» WRITTEN INSTRUCTION
For each line below that contains the string "watermark", copy that line.

****************

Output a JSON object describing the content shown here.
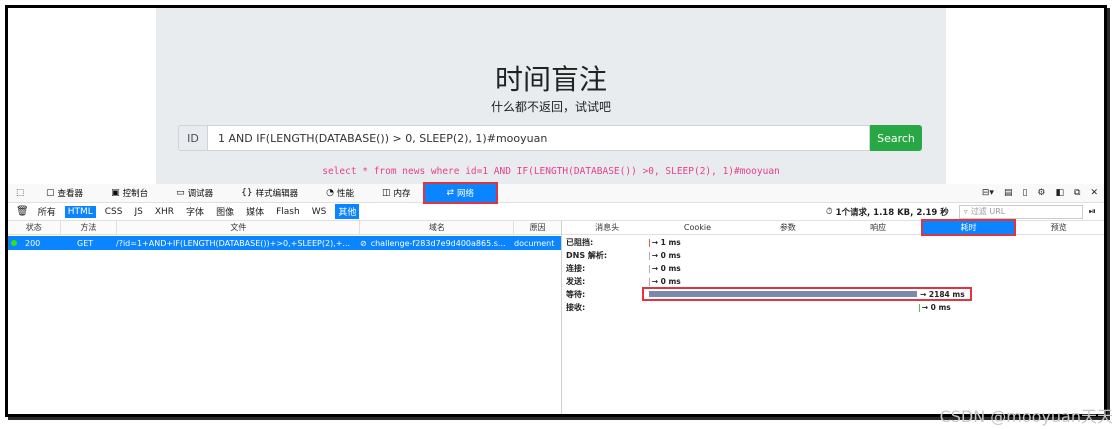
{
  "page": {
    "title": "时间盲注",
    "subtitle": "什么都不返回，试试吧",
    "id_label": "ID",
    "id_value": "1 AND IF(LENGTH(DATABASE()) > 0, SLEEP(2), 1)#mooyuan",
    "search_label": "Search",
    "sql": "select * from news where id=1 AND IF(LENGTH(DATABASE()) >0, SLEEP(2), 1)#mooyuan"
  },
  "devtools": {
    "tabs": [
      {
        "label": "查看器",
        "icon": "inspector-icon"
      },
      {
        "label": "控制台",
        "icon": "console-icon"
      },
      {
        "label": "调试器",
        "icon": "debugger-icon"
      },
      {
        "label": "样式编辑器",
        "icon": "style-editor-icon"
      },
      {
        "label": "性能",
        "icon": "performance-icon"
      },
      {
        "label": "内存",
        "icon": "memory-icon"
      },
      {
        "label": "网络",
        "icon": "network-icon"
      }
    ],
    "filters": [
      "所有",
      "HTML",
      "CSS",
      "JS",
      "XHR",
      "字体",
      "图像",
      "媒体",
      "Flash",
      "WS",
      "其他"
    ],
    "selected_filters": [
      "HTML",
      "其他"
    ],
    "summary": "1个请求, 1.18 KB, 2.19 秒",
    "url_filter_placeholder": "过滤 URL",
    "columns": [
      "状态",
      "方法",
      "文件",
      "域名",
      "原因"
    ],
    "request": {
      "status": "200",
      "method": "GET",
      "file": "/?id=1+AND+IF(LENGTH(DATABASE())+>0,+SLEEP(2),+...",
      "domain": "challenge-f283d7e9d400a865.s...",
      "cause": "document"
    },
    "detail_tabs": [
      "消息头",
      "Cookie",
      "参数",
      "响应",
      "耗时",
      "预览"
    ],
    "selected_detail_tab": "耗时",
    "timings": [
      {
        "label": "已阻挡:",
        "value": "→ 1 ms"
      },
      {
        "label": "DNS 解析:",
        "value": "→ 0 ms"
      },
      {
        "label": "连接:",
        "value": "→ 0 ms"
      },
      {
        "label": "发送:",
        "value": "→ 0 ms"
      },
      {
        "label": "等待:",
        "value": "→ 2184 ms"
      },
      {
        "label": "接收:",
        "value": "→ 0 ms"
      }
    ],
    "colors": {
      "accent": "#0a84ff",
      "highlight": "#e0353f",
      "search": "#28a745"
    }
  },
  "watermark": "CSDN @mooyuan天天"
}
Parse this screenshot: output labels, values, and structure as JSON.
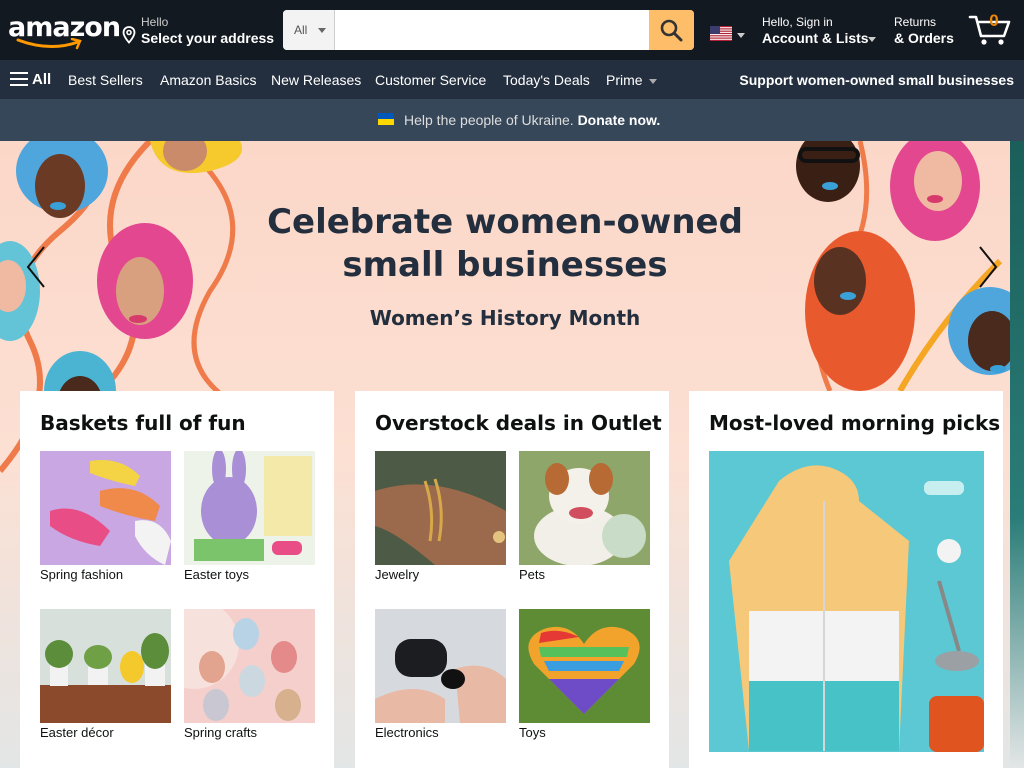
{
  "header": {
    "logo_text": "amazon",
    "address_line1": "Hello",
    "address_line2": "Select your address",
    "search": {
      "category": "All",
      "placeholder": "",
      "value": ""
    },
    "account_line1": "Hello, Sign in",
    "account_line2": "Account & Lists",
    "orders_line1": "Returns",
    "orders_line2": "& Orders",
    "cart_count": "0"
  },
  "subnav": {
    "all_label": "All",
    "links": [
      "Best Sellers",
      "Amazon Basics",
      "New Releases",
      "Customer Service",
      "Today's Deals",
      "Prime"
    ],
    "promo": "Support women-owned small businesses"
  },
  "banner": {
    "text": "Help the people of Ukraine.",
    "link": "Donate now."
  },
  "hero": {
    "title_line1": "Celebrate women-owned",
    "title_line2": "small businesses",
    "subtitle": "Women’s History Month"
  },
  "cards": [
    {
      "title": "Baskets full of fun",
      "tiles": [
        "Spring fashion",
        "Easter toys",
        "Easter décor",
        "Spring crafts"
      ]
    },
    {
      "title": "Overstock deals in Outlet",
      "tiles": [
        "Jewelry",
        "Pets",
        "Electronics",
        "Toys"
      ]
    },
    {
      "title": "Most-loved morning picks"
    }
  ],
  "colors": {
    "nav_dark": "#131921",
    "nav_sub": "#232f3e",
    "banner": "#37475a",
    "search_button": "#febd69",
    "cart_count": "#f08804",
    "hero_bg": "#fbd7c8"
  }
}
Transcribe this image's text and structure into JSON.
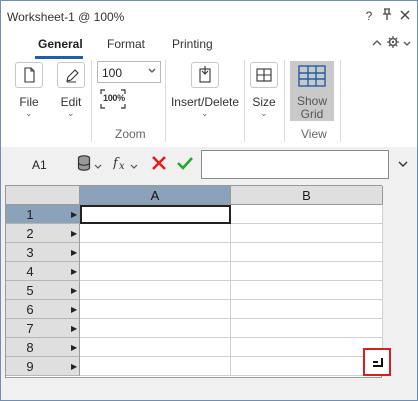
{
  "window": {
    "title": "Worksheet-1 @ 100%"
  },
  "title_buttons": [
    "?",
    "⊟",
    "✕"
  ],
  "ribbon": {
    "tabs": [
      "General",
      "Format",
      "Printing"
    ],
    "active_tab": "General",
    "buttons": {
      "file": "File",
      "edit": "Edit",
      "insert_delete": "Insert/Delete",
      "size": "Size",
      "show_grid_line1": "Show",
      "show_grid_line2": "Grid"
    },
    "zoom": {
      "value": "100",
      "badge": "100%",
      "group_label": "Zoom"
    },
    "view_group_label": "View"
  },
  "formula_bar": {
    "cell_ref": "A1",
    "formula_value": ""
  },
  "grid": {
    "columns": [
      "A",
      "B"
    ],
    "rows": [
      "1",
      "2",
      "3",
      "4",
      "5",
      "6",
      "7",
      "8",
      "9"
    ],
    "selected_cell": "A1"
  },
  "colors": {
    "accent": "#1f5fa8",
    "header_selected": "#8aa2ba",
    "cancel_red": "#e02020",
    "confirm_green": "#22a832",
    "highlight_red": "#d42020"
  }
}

****************

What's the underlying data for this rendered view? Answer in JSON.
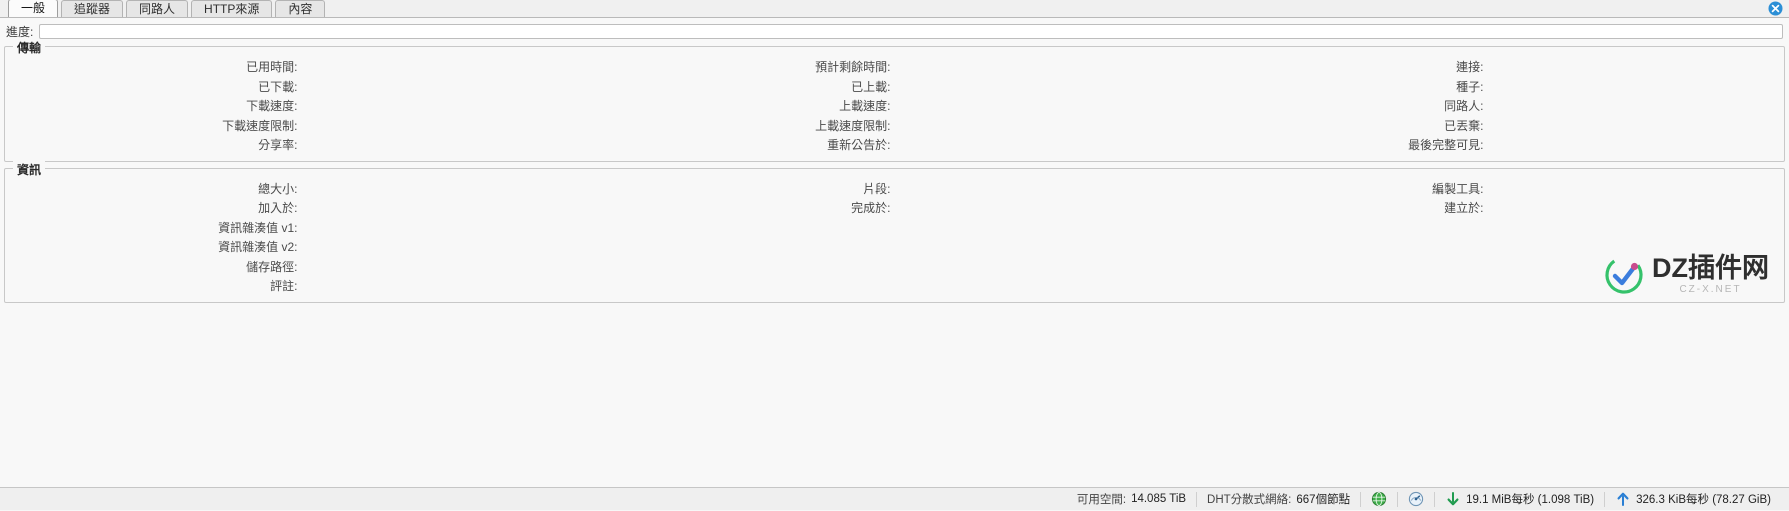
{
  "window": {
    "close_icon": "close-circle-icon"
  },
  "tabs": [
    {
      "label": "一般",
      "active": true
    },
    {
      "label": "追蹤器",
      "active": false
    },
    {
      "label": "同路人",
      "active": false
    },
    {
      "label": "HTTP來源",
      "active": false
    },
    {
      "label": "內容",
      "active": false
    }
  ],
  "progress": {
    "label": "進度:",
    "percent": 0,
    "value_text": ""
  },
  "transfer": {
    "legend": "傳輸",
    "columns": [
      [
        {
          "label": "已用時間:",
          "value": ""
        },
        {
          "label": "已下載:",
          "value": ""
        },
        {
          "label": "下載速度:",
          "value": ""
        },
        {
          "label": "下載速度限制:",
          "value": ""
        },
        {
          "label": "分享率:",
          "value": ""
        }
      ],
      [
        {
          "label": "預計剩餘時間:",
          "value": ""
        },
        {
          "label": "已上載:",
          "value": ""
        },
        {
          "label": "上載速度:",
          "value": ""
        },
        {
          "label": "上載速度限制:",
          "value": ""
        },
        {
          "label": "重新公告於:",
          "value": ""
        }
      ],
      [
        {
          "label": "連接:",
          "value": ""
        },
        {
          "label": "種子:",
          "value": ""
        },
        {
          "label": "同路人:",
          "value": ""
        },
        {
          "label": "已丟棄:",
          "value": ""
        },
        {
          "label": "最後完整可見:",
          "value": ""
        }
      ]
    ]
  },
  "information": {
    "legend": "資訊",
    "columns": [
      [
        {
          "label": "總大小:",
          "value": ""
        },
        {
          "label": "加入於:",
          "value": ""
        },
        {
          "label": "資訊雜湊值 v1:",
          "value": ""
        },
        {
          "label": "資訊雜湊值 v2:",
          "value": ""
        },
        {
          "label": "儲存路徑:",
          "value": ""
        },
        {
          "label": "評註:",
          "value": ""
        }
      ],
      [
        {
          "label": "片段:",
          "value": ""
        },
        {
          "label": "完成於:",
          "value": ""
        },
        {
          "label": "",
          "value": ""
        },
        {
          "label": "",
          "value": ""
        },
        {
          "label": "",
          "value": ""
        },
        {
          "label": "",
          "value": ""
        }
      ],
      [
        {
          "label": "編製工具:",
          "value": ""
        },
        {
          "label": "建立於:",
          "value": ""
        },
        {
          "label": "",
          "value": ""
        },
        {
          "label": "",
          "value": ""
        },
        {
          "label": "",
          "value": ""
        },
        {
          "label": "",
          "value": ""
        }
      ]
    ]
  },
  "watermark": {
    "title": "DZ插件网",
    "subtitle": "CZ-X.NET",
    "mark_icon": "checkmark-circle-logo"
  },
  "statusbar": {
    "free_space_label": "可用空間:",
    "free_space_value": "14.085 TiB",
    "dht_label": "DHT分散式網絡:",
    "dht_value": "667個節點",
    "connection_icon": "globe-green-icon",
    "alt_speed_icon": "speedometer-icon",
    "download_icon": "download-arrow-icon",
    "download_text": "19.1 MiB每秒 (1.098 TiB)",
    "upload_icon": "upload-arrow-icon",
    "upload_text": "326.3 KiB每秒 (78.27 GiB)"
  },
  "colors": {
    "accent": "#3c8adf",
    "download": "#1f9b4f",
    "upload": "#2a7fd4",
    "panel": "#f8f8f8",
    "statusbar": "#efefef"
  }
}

****************

» RESULT
  "watermark": "CSDN @mooyuan天天"
  "watermark": {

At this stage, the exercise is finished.